| Dataset listings of figures |
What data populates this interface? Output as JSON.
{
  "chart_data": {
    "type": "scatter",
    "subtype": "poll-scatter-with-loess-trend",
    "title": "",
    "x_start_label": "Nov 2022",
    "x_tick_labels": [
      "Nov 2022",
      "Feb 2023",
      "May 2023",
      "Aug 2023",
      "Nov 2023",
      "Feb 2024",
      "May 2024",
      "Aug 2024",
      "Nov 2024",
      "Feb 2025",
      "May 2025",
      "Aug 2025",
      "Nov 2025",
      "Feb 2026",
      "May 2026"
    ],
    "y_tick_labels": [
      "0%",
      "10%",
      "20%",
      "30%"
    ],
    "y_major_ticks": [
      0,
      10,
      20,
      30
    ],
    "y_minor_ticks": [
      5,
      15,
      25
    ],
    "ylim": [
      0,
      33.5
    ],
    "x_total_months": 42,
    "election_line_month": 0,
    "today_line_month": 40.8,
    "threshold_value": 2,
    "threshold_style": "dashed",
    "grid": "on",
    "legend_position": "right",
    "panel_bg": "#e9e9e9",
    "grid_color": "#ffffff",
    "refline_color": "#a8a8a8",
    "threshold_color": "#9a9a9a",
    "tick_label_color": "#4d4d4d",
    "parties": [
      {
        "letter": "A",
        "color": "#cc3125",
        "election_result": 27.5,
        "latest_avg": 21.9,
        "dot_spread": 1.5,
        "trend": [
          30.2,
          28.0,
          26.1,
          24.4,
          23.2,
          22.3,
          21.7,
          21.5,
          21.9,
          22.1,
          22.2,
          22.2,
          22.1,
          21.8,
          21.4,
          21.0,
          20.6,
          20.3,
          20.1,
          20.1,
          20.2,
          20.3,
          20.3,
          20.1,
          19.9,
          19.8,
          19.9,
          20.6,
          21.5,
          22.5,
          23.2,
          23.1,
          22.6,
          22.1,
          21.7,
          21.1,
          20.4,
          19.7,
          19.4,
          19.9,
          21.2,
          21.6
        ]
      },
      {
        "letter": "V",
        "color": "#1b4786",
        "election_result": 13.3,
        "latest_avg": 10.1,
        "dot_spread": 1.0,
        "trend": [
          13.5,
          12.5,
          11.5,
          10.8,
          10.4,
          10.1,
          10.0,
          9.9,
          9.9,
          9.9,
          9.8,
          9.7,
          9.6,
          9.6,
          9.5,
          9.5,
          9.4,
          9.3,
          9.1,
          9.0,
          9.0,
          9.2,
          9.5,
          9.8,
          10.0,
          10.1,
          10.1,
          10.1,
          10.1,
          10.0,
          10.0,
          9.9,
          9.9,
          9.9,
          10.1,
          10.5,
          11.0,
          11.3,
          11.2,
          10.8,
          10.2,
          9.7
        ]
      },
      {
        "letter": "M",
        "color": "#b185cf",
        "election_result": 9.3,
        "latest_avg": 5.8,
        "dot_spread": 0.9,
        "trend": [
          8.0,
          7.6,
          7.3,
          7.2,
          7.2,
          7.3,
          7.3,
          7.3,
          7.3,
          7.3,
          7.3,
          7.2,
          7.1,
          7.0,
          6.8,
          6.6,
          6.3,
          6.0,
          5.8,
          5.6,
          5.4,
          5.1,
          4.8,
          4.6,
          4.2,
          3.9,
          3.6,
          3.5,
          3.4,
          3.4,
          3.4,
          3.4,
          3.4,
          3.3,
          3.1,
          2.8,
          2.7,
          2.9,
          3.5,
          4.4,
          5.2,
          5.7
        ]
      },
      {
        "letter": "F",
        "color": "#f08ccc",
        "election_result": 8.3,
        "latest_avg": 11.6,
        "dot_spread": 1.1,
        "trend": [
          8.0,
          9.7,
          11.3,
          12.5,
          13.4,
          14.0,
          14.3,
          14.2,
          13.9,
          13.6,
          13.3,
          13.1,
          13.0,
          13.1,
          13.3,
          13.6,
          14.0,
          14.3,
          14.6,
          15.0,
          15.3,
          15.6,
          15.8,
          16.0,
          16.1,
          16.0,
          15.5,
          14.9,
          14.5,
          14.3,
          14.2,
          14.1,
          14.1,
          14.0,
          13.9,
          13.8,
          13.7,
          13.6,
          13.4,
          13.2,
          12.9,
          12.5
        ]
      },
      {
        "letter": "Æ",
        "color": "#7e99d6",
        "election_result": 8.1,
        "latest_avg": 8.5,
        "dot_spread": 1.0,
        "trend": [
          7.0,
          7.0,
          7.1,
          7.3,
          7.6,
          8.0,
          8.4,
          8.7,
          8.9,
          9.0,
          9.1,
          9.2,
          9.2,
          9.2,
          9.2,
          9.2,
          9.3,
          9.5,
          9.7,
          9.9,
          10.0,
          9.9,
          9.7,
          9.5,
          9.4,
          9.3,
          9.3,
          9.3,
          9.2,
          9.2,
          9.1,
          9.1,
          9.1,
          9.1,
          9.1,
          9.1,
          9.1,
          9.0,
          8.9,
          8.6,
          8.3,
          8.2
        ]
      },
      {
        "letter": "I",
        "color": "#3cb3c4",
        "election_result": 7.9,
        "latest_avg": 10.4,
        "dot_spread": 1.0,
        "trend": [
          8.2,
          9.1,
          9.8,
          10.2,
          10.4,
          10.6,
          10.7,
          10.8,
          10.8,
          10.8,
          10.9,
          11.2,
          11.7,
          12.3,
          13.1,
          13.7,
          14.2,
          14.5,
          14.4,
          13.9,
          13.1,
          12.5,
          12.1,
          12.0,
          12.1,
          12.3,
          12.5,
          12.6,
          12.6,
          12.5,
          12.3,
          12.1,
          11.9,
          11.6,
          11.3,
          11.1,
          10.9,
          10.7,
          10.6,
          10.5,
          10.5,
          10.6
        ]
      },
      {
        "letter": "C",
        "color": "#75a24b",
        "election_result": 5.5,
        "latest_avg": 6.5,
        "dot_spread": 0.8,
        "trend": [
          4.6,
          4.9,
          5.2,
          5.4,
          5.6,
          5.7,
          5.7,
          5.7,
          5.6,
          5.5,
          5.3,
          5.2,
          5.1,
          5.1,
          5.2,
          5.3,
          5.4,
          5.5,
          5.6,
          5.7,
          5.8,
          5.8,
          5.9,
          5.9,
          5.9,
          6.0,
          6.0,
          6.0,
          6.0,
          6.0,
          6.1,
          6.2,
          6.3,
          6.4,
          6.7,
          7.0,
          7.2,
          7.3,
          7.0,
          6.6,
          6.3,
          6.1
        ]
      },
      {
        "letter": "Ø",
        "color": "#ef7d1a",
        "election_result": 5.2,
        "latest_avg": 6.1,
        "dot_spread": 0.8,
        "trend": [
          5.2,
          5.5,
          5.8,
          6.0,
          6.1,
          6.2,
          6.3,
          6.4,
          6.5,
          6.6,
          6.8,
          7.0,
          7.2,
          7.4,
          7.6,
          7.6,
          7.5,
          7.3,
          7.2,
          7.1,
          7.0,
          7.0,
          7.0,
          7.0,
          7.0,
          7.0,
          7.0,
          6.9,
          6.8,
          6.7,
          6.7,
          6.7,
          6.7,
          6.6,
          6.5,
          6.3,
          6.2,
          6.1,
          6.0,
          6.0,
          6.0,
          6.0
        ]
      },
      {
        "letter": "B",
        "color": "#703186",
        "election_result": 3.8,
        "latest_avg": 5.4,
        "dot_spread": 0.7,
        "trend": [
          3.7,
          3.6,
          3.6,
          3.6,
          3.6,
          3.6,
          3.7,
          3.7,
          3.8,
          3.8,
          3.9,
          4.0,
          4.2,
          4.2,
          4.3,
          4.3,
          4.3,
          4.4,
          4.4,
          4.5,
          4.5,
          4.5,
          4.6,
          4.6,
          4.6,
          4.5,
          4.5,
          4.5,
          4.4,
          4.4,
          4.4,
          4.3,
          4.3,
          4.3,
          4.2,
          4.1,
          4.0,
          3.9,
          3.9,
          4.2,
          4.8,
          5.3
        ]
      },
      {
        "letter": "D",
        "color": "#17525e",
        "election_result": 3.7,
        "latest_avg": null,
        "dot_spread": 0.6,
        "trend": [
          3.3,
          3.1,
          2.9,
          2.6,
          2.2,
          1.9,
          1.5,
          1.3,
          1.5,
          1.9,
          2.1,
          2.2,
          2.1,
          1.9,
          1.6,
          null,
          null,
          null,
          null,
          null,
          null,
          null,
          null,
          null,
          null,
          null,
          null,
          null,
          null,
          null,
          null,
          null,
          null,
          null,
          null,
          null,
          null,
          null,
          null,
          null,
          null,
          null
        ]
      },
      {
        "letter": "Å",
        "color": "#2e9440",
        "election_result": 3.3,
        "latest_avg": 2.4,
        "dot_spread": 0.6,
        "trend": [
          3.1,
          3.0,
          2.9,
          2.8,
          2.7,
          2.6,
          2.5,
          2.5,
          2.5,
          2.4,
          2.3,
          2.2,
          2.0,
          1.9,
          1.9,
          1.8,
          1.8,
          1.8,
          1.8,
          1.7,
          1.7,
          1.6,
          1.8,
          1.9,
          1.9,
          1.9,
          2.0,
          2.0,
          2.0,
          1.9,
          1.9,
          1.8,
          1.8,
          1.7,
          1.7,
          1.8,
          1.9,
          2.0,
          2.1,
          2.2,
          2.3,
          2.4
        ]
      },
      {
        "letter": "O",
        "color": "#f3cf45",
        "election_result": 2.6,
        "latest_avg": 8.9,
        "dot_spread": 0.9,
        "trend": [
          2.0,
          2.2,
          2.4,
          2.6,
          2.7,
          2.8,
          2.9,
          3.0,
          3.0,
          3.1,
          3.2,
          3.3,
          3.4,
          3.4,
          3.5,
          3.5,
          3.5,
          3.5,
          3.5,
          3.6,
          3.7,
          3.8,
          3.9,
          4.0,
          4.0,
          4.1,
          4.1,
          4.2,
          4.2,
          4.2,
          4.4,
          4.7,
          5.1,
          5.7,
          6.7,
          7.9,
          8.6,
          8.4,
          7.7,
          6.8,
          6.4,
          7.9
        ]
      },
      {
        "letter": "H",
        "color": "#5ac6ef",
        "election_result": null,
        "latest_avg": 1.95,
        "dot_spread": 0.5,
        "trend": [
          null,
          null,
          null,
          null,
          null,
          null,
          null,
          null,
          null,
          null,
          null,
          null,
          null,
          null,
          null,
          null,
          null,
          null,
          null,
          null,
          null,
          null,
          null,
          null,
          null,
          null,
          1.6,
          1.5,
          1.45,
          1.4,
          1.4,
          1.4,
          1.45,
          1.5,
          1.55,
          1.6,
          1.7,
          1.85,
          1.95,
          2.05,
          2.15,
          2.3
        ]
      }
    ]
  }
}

| THE PROBLEM |
Find the string "scatter" in the listing and return every line that holds it.

| IN RESPONSE |
    "type": "scatter",
    "subtype": "poll-scatter-with-loess-trend",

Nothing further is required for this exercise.